Requirements – Say how many lines contain the word "utang". Only the number should be given.

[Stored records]
....................

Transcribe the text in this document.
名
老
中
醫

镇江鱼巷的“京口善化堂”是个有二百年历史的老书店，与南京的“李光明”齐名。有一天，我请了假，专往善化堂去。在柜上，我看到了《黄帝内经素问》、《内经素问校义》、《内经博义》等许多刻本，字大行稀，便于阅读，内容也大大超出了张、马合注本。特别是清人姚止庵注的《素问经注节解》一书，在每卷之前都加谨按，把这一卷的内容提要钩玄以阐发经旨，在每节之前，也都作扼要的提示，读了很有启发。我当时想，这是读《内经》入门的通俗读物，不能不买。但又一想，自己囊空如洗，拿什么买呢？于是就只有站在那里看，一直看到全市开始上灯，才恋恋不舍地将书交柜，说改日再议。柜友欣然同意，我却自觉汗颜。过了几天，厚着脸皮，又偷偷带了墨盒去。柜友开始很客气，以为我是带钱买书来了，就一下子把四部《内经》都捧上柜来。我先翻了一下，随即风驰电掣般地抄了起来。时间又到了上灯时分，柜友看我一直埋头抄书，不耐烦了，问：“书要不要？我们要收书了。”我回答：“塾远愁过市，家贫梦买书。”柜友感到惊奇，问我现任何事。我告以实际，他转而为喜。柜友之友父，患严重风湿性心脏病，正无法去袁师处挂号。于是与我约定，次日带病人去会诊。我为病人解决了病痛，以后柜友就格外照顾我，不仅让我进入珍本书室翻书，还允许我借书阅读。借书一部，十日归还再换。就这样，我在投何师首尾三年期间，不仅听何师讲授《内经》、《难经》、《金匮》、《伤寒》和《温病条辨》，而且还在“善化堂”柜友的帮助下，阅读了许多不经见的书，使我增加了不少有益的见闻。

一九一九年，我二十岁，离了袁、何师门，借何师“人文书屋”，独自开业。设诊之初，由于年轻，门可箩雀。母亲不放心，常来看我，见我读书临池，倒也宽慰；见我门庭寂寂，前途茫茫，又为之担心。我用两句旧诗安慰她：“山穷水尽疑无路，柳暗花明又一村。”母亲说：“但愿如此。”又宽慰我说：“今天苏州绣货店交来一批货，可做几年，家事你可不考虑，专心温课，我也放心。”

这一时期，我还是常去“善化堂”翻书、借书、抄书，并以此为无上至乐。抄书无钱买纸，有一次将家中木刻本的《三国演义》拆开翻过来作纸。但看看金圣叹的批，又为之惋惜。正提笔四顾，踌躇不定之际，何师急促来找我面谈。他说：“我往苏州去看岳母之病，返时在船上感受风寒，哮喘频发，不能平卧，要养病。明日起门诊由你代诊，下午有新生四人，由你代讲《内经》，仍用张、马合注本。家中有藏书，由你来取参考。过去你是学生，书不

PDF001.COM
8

....................

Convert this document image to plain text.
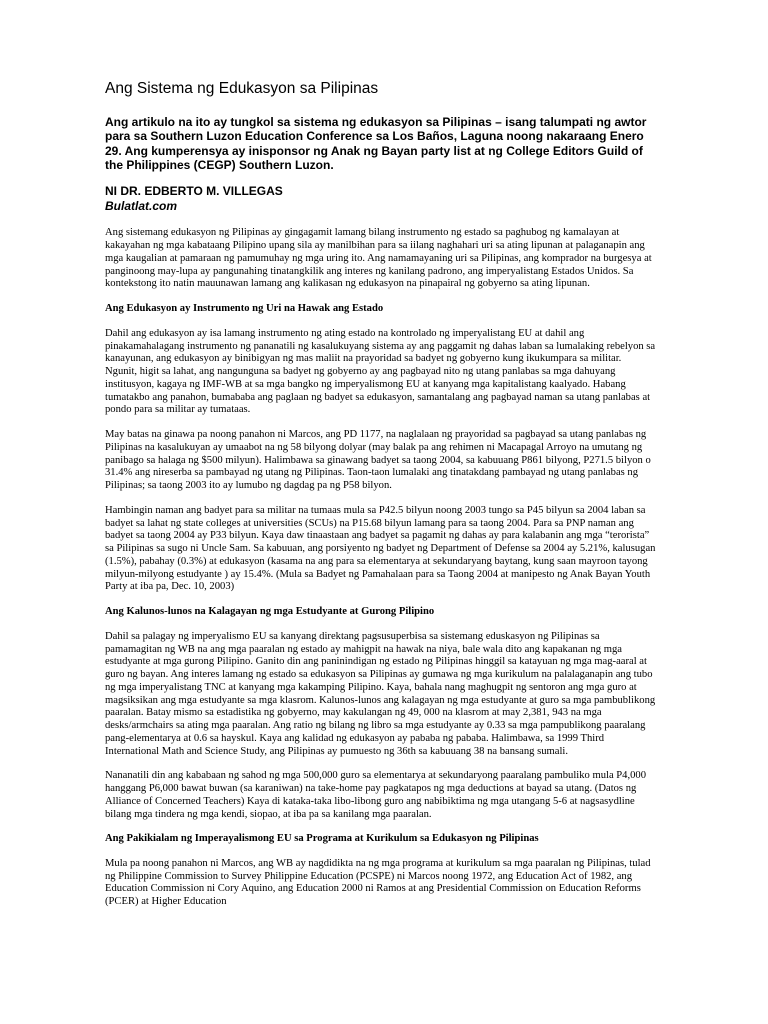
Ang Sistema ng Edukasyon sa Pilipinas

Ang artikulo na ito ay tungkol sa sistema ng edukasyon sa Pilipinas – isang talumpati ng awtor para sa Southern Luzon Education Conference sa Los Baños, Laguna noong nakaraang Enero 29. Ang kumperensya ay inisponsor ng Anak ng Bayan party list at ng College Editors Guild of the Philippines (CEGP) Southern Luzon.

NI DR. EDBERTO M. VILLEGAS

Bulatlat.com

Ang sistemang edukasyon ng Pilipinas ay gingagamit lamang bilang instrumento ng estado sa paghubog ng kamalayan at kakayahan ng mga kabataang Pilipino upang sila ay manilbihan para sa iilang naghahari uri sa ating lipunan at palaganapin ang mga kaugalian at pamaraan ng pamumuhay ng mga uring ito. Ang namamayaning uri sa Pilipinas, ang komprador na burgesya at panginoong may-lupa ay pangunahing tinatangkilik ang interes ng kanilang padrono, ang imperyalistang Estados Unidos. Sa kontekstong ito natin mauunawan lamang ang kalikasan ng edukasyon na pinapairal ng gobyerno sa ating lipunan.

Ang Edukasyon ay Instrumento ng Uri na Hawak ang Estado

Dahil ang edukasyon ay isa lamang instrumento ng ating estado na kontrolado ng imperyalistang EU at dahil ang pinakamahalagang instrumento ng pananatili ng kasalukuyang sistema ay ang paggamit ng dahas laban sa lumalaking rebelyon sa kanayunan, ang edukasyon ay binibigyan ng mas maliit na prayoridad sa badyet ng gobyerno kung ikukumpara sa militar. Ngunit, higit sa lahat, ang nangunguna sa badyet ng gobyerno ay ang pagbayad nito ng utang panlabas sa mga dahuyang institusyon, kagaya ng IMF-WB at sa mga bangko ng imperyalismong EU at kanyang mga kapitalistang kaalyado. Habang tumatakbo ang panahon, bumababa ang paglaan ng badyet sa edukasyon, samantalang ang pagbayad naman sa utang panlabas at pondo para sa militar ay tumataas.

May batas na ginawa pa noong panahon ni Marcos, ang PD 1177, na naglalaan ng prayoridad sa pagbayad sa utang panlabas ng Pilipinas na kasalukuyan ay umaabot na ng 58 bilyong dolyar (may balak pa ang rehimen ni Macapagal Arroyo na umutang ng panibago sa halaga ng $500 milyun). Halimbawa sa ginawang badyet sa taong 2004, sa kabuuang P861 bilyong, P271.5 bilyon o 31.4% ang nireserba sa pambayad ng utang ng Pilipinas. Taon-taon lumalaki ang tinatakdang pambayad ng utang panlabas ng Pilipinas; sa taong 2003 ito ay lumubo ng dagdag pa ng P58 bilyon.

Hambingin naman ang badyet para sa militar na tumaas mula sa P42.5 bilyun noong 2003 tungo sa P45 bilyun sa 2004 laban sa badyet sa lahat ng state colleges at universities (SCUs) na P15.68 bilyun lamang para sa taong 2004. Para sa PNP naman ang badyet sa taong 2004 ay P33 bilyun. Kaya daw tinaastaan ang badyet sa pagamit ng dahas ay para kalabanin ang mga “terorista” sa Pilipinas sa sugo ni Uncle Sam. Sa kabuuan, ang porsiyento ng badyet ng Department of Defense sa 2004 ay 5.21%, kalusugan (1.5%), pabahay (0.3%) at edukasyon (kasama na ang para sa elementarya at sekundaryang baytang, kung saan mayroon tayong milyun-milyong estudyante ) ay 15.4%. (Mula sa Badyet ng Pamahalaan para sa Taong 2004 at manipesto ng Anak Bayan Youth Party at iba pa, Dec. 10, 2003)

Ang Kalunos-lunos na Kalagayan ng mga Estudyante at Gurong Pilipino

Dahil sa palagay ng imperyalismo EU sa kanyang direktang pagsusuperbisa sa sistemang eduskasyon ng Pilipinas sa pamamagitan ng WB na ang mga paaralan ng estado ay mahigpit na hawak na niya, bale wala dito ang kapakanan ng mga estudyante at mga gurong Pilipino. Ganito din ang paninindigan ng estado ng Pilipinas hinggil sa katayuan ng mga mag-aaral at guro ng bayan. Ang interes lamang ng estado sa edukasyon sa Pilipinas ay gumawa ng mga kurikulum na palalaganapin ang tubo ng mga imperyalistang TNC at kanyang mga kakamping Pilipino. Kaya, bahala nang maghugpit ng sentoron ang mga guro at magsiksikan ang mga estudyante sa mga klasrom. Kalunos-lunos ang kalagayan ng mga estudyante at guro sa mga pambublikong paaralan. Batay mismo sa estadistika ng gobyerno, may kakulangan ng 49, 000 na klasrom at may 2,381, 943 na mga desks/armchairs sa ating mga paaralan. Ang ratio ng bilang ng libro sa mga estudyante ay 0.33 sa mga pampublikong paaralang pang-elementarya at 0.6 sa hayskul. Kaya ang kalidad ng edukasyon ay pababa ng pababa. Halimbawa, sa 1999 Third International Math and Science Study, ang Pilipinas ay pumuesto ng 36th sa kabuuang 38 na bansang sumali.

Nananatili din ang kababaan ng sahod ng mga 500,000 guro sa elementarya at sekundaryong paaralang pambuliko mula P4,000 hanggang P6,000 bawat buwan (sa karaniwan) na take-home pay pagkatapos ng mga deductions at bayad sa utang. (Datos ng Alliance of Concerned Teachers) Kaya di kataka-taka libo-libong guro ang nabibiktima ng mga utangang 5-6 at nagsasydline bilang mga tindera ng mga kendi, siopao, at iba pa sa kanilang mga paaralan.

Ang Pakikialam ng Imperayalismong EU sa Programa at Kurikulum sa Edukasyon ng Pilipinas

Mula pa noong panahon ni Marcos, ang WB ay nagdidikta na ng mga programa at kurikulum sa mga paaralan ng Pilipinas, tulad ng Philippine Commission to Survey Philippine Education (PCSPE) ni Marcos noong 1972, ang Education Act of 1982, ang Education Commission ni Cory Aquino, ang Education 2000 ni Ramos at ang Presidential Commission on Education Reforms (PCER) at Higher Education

....................

Exercise answer – 3